Omit all images, then return the remaining material exactly as it stands.

· · ·

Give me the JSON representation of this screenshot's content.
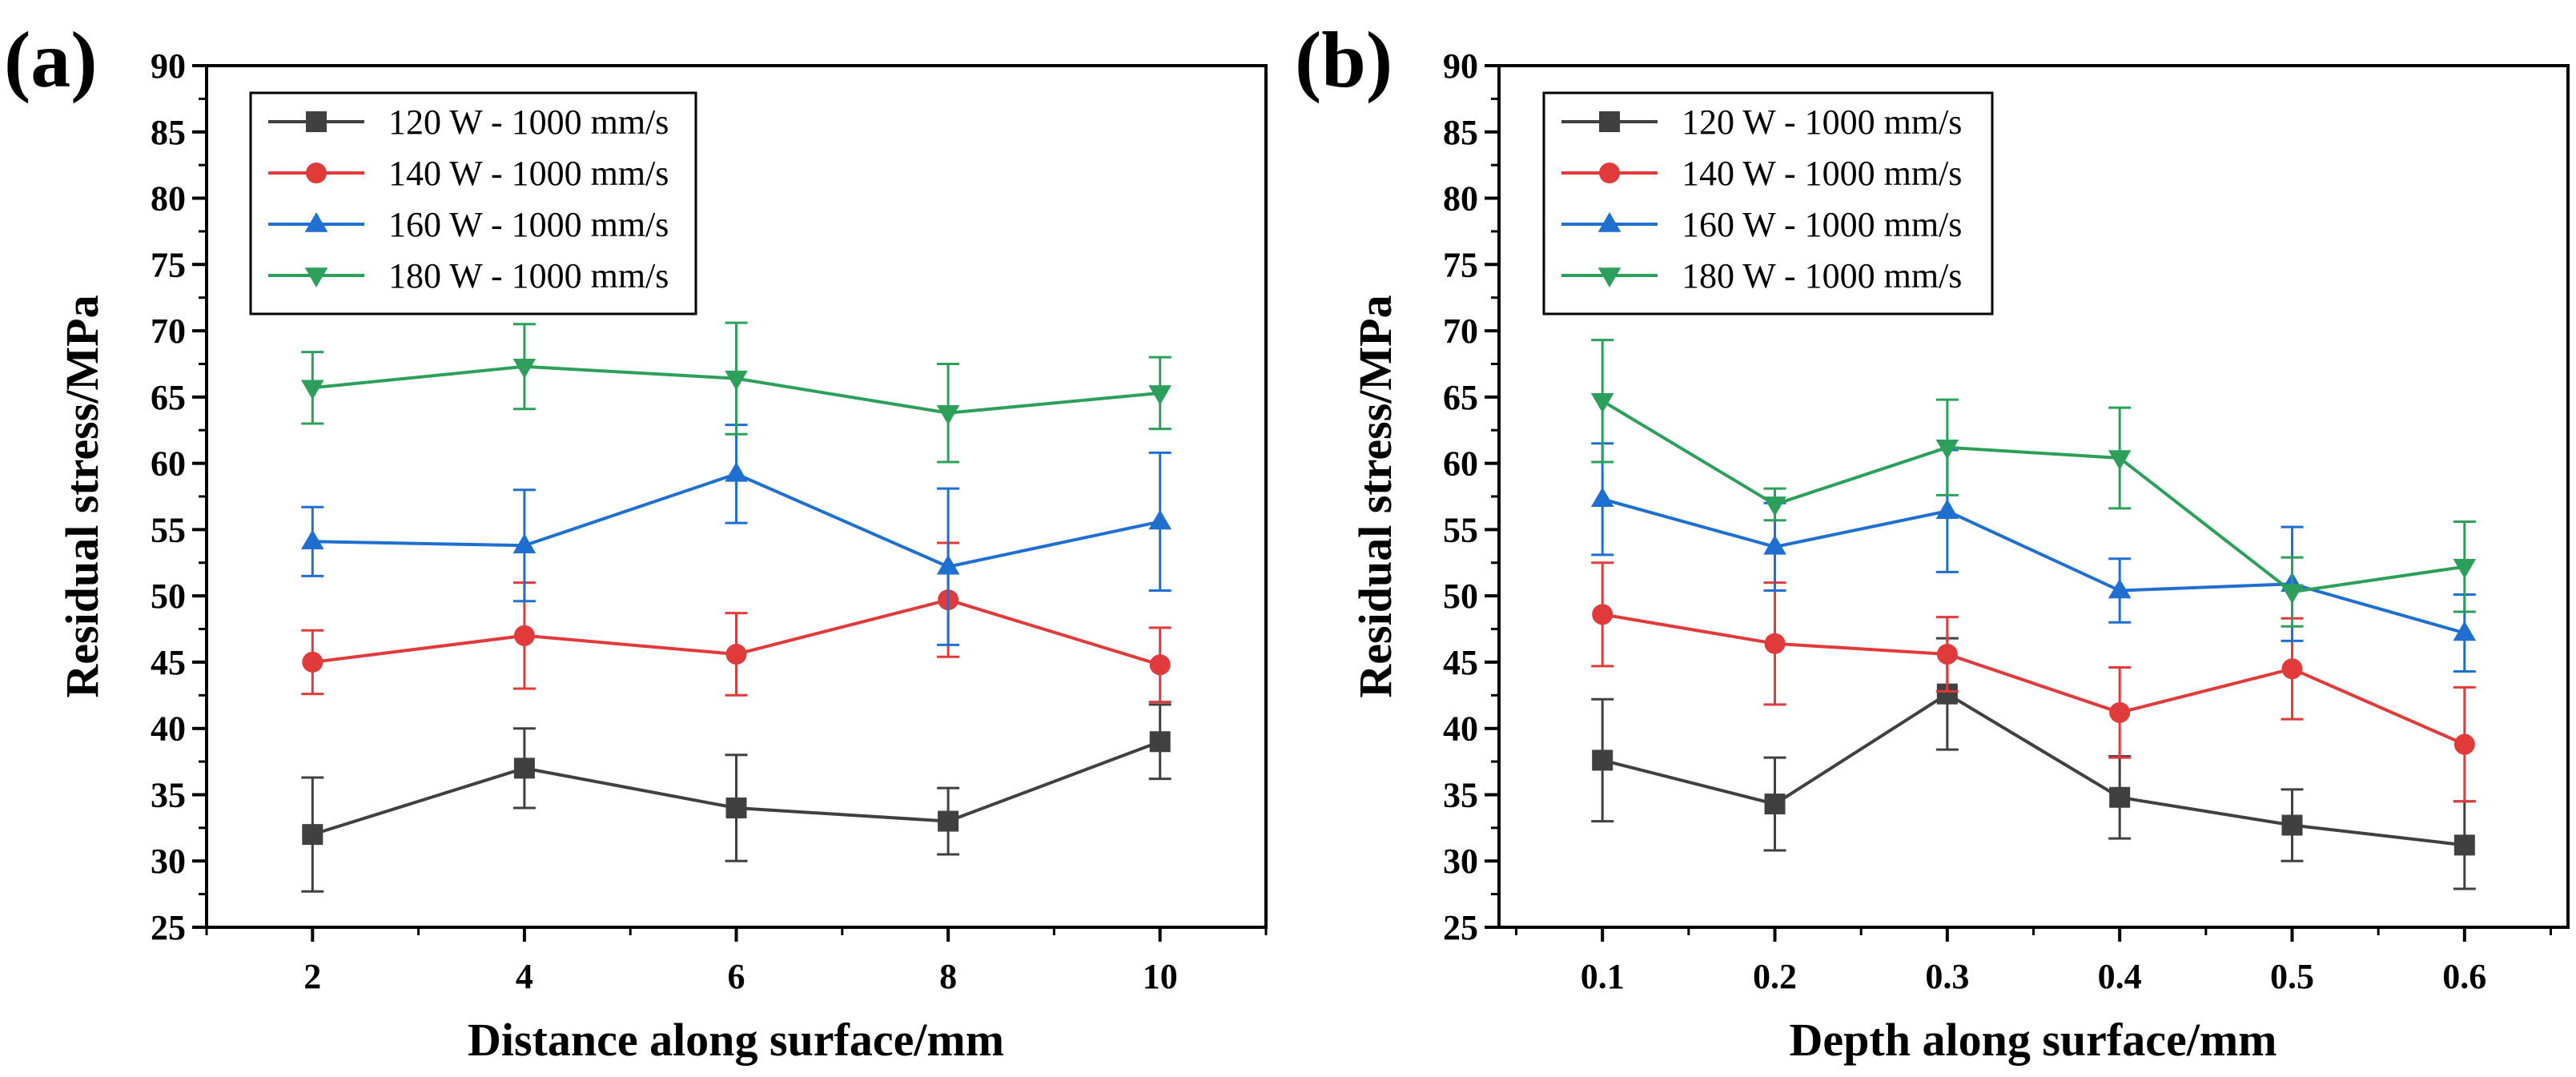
{
  "chart_data": [
    {
      "type": "line",
      "panel_label": "(a)",
      "xlabel": "Distance along surface/mm",
      "ylabel": "Residual stress/MPa",
      "x": [
        2,
        4,
        6,
        8,
        10
      ],
      "xlim": [
        1,
        11
      ],
      "ylim": [
        25,
        90
      ],
      "xticks": [
        2,
        4,
        6,
        8,
        10
      ],
      "xtick_labels": [
        "2",
        "4",
        "6",
        "8",
        "10"
      ],
      "yticks": [
        25,
        30,
        35,
        40,
        45,
        50,
        55,
        60,
        65,
        70,
        75,
        80,
        85,
        90
      ],
      "ytick_labels": [
        "25",
        "30",
        "35",
        "40",
        "45",
        "50",
        "55",
        "60",
        "65",
        "70",
        "75",
        "80",
        "85",
        "90"
      ],
      "legend_position": "top-left",
      "series": [
        {
          "name": "120 W - 1000 mm/s",
          "color": "#404040",
          "marker": "square",
          "values": [
            32.0,
            37.0,
            34.0,
            33.0,
            39.0
          ],
          "errors": [
            4.3,
            3.0,
            4.0,
            2.5,
            2.8
          ]
        },
        {
          "name": "140 W - 1000 mm/s",
          "color": "#e03a3a",
          "marker": "circle",
          "values": [
            45.0,
            47.0,
            45.6,
            49.7,
            44.8
          ],
          "errors": [
            2.4,
            4.0,
            3.1,
            4.3,
            2.8
          ]
        },
        {
          "name": "160 W - 1000 mm/s",
          "color": "#1f6fd1",
          "marker": "triangle-up",
          "values": [
            54.1,
            53.8,
            59.2,
            52.2,
            55.6
          ],
          "errors": [
            2.6,
            4.2,
            3.7,
            5.9,
            5.2
          ]
        },
        {
          "name": "180 W - 1000 mm/s",
          "color": "#2ca05a",
          "marker": "triangle-down",
          "values": [
            65.7,
            67.3,
            66.4,
            63.8,
            65.3
          ],
          "errors": [
            2.7,
            3.2,
            4.2,
            3.7,
            2.7
          ]
        }
      ]
    },
    {
      "type": "line",
      "panel_label": "(b)",
      "xlabel": "Depth along surface/mm",
      "ylabel": "Residual stress/MPa",
      "x": [
        0.1,
        0.2,
        0.3,
        0.4,
        0.5,
        0.6
      ],
      "xlim": [
        0.04,
        0.66
      ],
      "ylim": [
        25,
        90
      ],
      "xticks": [
        0.1,
        0.2,
        0.3,
        0.4,
        0.5,
        0.6
      ],
      "xtick_labels": [
        "0.1",
        "0.2",
        "0.3",
        "0.4",
        "0.5",
        "0.6"
      ],
      "yticks": [
        25,
        30,
        35,
        40,
        45,
        50,
        55,
        60,
        65,
        70,
        75,
        80,
        85,
        90
      ],
      "ytick_labels": [
        "25",
        "30",
        "35",
        "40",
        "45",
        "50",
        "55",
        "60",
        "65",
        "70",
        "75",
        "80",
        "85",
        "90"
      ],
      "legend_position": "top-left",
      "series": [
        {
          "name": "120 W - 1000 mm/s",
          "color": "#404040",
          "marker": "square",
          "values": [
            37.6,
            34.3,
            42.6,
            34.8,
            32.7,
            31.2
          ],
          "errors": [
            4.6,
            3.5,
            4.2,
            3.1,
            2.7,
            3.3
          ]
        },
        {
          "name": "140 W - 1000 mm/s",
          "color": "#e03a3a",
          "marker": "circle",
          "values": [
            48.6,
            46.4,
            45.6,
            41.2,
            44.5,
            38.8
          ],
          "errors": [
            3.9,
            4.6,
            2.8,
            3.4,
            3.8,
            4.3
          ]
        },
        {
          "name": "160 W - 1000 mm/s",
          "color": "#1f6fd1",
          "marker": "triangle-up",
          "values": [
            57.3,
            53.7,
            56.4,
            50.4,
            50.9,
            47.2
          ],
          "errors": [
            4.2,
            3.3,
            4.6,
            2.4,
            4.3,
            2.9
          ]
        },
        {
          "name": "180 W - 1000 mm/s",
          "color": "#2ca05a",
          "marker": "triangle-down",
          "values": [
            64.7,
            56.9,
            61.2,
            60.4,
            50.3,
            52.2
          ],
          "errors": [
            4.6,
            1.2,
            3.6,
            3.8,
            2.6,
            3.4
          ]
        }
      ]
    }
  ]
}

· · ·

== EXERCISE RESPONSE ==
Give me the JSON representation of this screenshot's content.
{
  "chart_data": [
    {
      "type": "line",
      "panel_label": "(a)",
      "xlabel": "Distance along surface/mm",
      "ylabel": "Residual stress/MPa",
      "x": [
        2,
        4,
        6,
        8,
        10
      ],
      "xlim": [
        1,
        11
      ],
      "ylim": [
        25,
        90
      ],
      "xticks": [
        2,
        4,
        6,
        8,
        10
      ],
      "xtick_labels": [
        "2",
        "4",
        "6",
        "8",
        "10"
      ],
      "yticks": [
        25,
        30,
        35,
        40,
        45,
        50,
        55,
        60,
        65,
        70,
        75,
        80,
        85,
        90
      ],
      "ytick_labels": [
        "25",
        "30",
        "35",
        "40",
        "45",
        "50",
        "55",
        "60",
        "65",
        "70",
        "75",
        "80",
        "85",
        "90"
      ],
      "legend_position": "top-left",
      "series": [
        {
          "name": "120 W - 1000 mm/s",
          "color": "#404040",
          "marker": "square",
          "values": [
            32.0,
            37.0,
            34.0,
            33.0,
            39.0
          ],
          "errors": [
            4.3,
            3.0,
            4.0,
            2.5,
            2.8
          ]
        },
        {
          "name": "140 W - 1000 mm/s",
          "color": "#e03a3a",
          "marker": "circle",
          "values": [
            45.0,
            47.0,
            45.6,
            49.7,
            44.8
          ],
          "errors": [
            2.4,
            4.0,
            3.1,
            4.3,
            2.8
          ]
        },
        {
          "name": "160 W - 1000 mm/s",
          "color": "#1f6fd1",
          "marker": "triangle-up",
          "values": [
            54.1,
            53.8,
            59.2,
            52.2,
            55.6
          ],
          "errors": [
            2.6,
            4.2,
            3.7,
            5.9,
            5.2
          ]
        },
        {
          "name": "180 W - 1000 mm/s",
          "color": "#2ca05a",
          "marker": "triangle-down",
          "values": [
            65.7,
            67.3,
            66.4,
            63.8,
            65.3
          ],
          "errors": [
            2.7,
            3.2,
            4.2,
            3.7,
            2.7
          ]
        }
      ]
    },
    {
      "type": "line",
      "panel_label": "(b)",
      "xlabel": "Depth along surface/mm",
      "ylabel": "Residual stress/MPa",
      "x": [
        0.1,
        0.2,
        0.3,
        0.4,
        0.5,
        0.6
      ],
      "xlim": [
        0.04,
        0.66
      ],
      "ylim": [
        25,
        90
      ],
      "xticks": [
        0.1,
        0.2,
        0.3,
        0.4,
        0.5,
        0.6
      ],
      "xtick_labels": [
        "0.1",
        "0.2",
        "0.3",
        "0.4",
        "0.5",
        "0.6"
      ],
      "yticks": [
        25,
        30,
        35,
        40,
        45,
        50,
        55,
        60,
        65,
        70,
        75,
        80,
        85,
        90
      ],
      "ytick_labels": [
        "25",
        "30",
        "35",
        "40",
        "45",
        "50",
        "55",
        "60",
        "65",
        "70",
        "75",
        "80",
        "85",
        "90"
      ],
      "legend_position": "top-left",
      "series": [
        {
          "name": "120 W - 1000 mm/s",
          "color": "#404040",
          "marker": "square",
          "values": [
            37.6,
            34.3,
            42.6,
            34.8,
            32.7,
            31.2
          ],
          "errors": [
            4.6,
            3.5,
            4.2,
            3.1,
            2.7,
            3.3
          ]
        },
        {
          "name": "140 W - 1000 mm/s",
          "color": "#e03a3a",
          "marker": "circle",
          "values": [
            48.6,
            46.4,
            45.6,
            41.2,
            44.5,
            38.8
          ],
          "errors": [
            3.9,
            4.6,
            2.8,
            3.4,
            3.8,
            4.3
          ]
        },
        {
          "name": "160 W - 1000 mm/s",
          "color": "#1f6fd1",
          "marker": "triangle-up",
          "values": [
            57.3,
            53.7,
            56.4,
            50.4,
            50.9,
            47.2
          ],
          "errors": [
            4.2,
            3.3,
            4.6,
            2.4,
            4.3,
            2.9
          ]
        },
        {
          "name": "180 W - 1000 mm/s",
          "color": "#2ca05a",
          "marker": "triangle-down",
          "values": [
            64.7,
            56.9,
            61.2,
            60.4,
            50.3,
            52.2
          ],
          "errors": [
            4.6,
            1.2,
            3.6,
            3.8,
            2.6,
            3.4
          ]
        }
      ]
    }
  ]
}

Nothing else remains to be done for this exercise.